### PROBLEM STATEMENT
Go through the entries below and collect each line with the string "image" in it.

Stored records
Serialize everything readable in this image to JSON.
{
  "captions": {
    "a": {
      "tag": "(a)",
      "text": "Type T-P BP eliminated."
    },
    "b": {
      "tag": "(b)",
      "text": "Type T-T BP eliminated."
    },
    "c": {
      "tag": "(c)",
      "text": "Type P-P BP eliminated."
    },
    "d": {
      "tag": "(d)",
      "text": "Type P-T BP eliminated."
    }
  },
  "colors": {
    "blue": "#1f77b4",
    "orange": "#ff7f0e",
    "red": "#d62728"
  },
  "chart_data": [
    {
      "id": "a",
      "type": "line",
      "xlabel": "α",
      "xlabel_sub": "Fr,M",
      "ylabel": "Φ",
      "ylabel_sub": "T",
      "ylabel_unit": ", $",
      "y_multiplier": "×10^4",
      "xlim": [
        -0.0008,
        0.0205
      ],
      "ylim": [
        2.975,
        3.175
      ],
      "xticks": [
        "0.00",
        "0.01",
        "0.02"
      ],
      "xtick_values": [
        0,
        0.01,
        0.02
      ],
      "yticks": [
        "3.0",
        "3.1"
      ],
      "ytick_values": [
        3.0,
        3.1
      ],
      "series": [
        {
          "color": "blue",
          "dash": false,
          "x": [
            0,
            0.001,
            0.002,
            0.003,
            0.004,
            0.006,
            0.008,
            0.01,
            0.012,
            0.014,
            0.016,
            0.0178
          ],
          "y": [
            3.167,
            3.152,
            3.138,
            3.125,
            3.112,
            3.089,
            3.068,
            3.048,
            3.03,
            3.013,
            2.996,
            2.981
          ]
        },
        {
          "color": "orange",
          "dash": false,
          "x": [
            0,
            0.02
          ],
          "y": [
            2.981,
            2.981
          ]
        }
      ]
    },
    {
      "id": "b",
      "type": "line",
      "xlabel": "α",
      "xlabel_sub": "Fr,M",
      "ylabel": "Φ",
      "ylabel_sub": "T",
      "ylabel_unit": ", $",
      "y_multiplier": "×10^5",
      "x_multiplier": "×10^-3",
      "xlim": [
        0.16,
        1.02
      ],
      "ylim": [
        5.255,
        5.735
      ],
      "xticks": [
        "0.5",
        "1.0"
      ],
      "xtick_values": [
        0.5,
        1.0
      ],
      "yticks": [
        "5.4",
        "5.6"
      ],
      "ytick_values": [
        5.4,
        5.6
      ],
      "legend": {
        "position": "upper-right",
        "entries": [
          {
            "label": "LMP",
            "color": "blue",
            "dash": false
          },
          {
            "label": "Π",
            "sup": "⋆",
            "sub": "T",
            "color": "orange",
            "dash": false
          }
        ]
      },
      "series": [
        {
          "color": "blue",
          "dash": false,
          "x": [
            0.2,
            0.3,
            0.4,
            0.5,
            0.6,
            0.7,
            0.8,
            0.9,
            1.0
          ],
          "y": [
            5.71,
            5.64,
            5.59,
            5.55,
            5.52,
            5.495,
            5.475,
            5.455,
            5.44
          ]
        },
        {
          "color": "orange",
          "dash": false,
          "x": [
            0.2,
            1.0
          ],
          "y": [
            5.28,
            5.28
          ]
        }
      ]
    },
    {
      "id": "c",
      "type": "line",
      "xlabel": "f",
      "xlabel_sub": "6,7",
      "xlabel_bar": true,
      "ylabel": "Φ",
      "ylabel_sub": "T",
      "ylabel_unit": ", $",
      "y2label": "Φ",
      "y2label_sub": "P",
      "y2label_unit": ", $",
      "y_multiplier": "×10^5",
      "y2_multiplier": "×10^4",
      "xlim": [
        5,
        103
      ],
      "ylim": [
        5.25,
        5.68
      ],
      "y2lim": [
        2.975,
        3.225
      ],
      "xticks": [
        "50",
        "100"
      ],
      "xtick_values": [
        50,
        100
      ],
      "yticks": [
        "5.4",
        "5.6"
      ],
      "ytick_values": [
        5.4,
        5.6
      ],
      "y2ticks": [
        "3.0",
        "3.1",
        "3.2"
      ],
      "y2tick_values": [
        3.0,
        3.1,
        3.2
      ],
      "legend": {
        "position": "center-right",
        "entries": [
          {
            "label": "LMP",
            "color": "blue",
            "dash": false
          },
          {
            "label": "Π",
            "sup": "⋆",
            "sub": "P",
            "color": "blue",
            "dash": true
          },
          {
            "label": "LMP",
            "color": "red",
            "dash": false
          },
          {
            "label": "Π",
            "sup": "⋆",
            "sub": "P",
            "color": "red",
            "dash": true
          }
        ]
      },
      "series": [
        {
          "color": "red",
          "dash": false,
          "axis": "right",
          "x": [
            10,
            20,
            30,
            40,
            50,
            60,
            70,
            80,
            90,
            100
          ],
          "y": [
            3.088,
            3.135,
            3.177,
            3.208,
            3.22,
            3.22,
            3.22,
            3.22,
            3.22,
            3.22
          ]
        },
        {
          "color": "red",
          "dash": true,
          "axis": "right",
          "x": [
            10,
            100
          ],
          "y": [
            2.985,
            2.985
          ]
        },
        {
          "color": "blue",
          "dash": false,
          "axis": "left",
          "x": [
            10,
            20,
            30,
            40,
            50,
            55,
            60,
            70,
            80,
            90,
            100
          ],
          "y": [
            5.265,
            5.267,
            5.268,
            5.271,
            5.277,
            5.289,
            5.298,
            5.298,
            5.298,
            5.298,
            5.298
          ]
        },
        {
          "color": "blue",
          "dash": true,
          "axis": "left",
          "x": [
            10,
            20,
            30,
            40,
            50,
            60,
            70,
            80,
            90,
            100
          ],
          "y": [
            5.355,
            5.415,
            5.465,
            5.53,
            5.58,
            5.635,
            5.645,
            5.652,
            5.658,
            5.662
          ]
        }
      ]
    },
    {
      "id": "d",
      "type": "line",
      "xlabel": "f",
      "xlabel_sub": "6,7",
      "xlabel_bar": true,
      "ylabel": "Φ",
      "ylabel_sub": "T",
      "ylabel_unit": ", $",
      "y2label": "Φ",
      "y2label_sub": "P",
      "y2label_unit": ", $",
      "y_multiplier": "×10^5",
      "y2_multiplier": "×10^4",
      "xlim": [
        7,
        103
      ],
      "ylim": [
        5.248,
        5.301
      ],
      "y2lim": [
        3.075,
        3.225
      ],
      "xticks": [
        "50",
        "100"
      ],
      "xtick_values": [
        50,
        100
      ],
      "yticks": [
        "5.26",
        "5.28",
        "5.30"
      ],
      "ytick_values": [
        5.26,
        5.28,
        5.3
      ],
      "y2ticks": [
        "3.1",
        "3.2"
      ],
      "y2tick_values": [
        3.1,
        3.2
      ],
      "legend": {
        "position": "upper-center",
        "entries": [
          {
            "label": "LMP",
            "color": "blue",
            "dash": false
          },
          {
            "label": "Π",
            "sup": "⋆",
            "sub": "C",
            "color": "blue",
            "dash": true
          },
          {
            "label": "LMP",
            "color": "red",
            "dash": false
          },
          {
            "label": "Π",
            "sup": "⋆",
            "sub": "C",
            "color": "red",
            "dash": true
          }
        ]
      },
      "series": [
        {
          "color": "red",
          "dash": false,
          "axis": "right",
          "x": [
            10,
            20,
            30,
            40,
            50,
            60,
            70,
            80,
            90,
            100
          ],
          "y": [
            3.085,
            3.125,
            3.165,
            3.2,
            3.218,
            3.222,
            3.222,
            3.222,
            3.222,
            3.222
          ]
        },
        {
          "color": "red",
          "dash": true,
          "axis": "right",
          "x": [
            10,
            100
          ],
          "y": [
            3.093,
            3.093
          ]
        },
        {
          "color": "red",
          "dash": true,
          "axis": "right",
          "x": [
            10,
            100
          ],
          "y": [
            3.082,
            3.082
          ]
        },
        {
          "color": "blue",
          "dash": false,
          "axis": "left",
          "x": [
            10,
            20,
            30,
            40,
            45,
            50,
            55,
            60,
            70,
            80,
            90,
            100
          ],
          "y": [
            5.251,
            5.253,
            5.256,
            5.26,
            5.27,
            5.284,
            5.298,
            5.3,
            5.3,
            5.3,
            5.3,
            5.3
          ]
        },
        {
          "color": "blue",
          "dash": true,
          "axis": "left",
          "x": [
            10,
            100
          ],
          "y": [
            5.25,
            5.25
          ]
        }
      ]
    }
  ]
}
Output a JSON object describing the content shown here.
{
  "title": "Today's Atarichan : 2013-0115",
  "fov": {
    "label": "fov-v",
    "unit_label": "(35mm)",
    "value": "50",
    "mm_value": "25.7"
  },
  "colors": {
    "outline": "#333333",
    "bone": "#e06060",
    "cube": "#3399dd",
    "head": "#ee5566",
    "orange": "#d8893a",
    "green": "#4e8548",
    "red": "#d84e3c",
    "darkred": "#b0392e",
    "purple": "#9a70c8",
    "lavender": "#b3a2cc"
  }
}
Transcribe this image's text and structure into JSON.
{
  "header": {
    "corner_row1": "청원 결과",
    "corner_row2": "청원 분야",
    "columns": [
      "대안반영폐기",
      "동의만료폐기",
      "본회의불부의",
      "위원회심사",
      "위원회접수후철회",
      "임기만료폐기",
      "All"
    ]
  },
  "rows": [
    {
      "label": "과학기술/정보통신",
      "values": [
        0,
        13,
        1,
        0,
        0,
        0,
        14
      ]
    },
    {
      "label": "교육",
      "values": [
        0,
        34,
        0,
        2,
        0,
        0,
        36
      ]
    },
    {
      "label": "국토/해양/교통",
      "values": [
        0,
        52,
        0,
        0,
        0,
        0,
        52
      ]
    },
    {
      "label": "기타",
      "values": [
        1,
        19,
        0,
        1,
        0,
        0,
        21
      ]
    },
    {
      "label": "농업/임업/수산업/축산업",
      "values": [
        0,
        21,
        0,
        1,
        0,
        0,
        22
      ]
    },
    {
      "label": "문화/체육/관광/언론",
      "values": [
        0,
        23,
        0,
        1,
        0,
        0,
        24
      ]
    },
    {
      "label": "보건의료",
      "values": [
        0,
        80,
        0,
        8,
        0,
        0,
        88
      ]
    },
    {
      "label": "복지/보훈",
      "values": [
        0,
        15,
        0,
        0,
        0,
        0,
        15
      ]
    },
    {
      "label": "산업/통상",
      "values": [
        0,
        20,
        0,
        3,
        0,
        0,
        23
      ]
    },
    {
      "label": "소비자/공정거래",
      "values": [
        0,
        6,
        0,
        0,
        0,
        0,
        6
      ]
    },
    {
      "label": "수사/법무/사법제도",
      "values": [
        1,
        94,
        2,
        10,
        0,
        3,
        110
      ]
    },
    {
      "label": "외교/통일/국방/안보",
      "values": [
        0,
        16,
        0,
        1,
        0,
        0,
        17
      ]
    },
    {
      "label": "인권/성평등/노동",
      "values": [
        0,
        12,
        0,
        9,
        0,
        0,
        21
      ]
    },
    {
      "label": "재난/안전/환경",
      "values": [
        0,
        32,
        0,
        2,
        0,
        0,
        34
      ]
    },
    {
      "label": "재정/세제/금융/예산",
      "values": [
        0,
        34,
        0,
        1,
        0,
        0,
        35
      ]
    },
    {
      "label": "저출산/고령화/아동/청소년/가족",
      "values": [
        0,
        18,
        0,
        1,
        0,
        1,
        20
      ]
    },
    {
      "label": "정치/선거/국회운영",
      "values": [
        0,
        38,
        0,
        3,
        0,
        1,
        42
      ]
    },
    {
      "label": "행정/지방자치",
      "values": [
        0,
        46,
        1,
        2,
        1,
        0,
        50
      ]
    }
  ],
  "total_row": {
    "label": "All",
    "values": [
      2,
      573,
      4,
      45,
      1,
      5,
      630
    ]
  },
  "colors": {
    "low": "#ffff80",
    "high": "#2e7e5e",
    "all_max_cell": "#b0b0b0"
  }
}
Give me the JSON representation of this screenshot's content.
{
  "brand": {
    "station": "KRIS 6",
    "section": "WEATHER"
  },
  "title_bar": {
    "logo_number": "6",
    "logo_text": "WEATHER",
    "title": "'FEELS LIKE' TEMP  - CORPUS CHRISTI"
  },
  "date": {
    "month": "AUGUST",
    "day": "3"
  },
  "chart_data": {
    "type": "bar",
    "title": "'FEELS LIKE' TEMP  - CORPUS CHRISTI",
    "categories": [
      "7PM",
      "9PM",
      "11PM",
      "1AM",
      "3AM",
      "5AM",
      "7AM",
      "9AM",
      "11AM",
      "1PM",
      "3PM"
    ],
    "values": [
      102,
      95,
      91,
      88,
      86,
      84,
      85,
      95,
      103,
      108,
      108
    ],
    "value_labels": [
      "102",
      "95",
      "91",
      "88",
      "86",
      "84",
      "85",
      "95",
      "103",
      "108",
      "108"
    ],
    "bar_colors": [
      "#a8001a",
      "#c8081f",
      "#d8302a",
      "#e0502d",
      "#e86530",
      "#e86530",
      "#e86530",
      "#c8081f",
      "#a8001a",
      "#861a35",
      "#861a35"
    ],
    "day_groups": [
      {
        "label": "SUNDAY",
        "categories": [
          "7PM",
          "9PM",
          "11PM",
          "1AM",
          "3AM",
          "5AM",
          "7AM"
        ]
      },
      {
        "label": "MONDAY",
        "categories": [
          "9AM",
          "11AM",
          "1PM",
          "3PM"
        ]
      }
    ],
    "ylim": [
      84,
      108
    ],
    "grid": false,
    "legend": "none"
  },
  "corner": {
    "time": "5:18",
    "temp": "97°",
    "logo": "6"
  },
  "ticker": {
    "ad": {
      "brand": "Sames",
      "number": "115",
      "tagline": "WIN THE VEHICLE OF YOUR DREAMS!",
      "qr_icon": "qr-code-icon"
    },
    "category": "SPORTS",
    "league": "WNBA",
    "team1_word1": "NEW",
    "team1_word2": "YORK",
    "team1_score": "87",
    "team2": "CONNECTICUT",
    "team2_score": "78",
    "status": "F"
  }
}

### COMPLETE ANSWER
Serialize everything readable in this image to JSON.
Transcribe this image's text and structure into JSON.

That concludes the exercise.